_Dataset items_
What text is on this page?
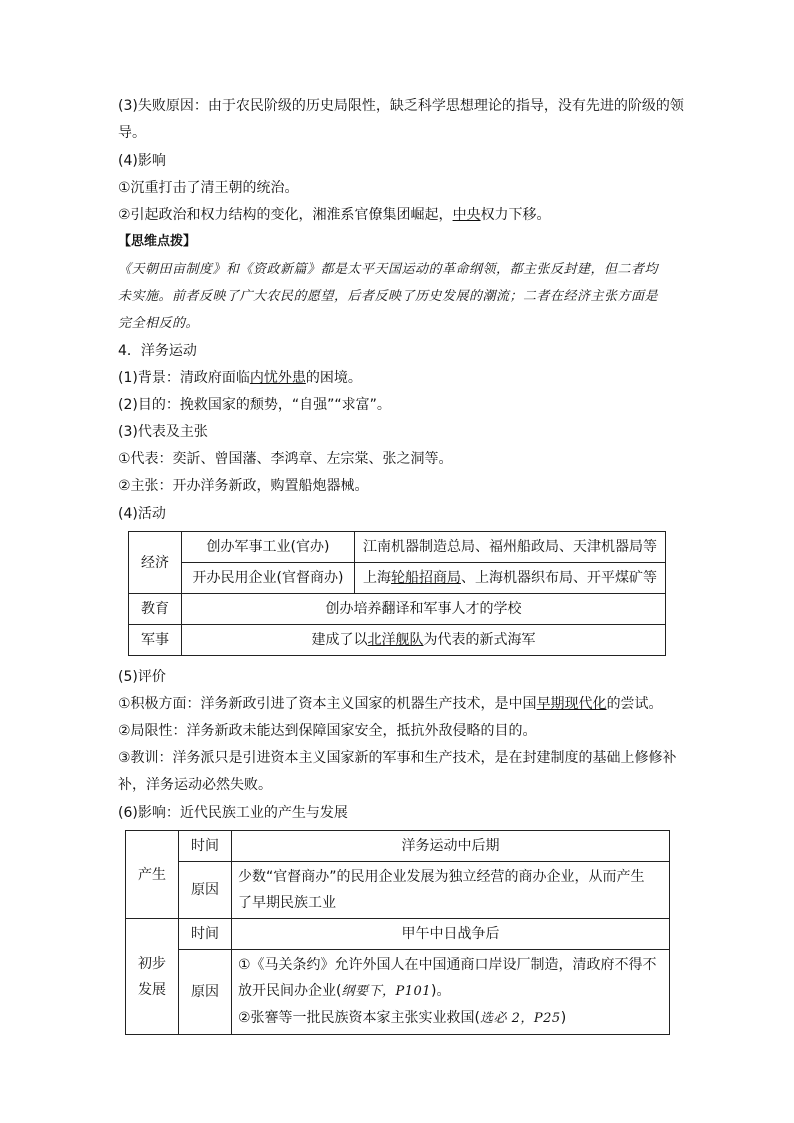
(3)失败原因：由于农民阶级的历史局限性，缺乏科学思想理论的指导，没有先进的阶级的领
导。
(4)影响
①沉重打击了清王朝的统治。
②引起政治和权力结构的变化，湘淮系官僚集团崛起，中央权力下移。
【思维点拨】
《天朝田亩制度》和《资政新篇》都是太平天国运动的革命纲领，都主张反封建，但二者均
未实施。前者反映了广大农民的愿望，后者反映了历史发展的潮流；二者在经济主张方面是
完全相反的。
4．洋务运动
(1)背景：清政府面临内忧外患的困境。
(2)目的：挽救国家的颓势，“自强”“求富”。
(3)代表及主张
①代表：奕訢、曾国藩、李鸿章、左宗棠、张之洞等。
②主张：开办洋务新政，购置船炮器械。
(4)活动
经济	创办军事工业(官办)	江南机器制造总局、福州船政局、天津机器局等
	开办民用企业(官督商办)	上海轮船招商局、上海机器织布局、开平煤矿等
教育	创办培养翻译和军事人才的学校	
军事	建成了以北洋舰队为代表的新式海军	
(5)评价
①积极方面：洋务新政引进了资本主义国家的机器生产技术，是中国早期现代化的尝试。
②局限性：洋务新政未能达到保障国家安全，抵抗外敌侵略的目的。
③教训：洋务派只是引进资本主义国家新的军事和生产技术，是在封建制度的基础上修修补
补，洋务运动必然失败。
(6)影响：近代民族工业的产生与发展
产生	时间	洋务运动中后期
	原因	少数“官督商办”的民用企业发展为独立经营的商办企业，从而产生
了早期民族工业

初步
发展	时间	甲午中日战争后
	原因	①《马关条约》允许外国人在中国通商口岸设厂制造，清政府不得不
放开民间办企业(纲要下，P101)。
②张謇等一批民族资本家主张实业救国(选必 2，P25)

_THE TASK_
Please set down each line of the data above exactly as written, without the pictures.

_WRITTEN SOLUTION_
What text is on this page?
(3)失败原因：由于农民阶级的历史局限性，缺乏科学思想理论的指导，没有先进的阶级的领
导。
(4)影响
①沉重打击了清王朝的统治。
②引起政治和权力结构的变化，湘淮系官僚集团崛起，中央权力下移。
【思维点拨】
《天朝田亩制度》和《资政新篇》都是太平天国运动的革命纲领，都主张反封建，但二者均
未实施。前者反映了广大农民的愿望，后者反映了历史发展的潮流；二者在经济主张方面是
完全相反的。
4．洋务运动
(1)背景：清政府面临内忧外患的困境。
(2)目的：挽救国家的颓势，“自强”“求富”。
(3)代表及主张
①代表：奕訢、曾国藩、李鸿章、左宗棠、张之洞等。
②主张：开办洋务新政，购置船炮器械。
(4)活动
经济	创办军事工业(官办)	江南机器制造总局、福州船政局、天津机器局等
	开办民用企业(官督商办)	上海轮船招商局、上海机器织布局、开平煤矿等
教育	创办培养翻译和军事人才的学校	
军事	建成了以北洋舰队为代表的新式海军	
(5)评价
①积极方面：洋务新政引进了资本主义国家的机器生产技术，是中国早期现代化的尝试。
②局限性：洋务新政未能达到保障国家安全，抵抗外敌侵略的目的。
③教训：洋务派只是引进资本主义国家新的军事和生产技术，是在封建制度的基础上修修补
补，洋务运动必然失败。
(6)影响：近代民族工业的产生与发展
产生	时间	洋务运动中后期
	原因	少数“官督商办”的民用企业发展为独立经营的商办企业，从而产生
了早期民族工业

初步
发展	时间	甲午中日战争后
	原因	①《马关条约》允许外国人在中国通商口岸设厂制造，清政府不得不
放开民间办企业(纲要下，P101)。
②张謇等一批民族资本家主张实业救国(选必 2，P25)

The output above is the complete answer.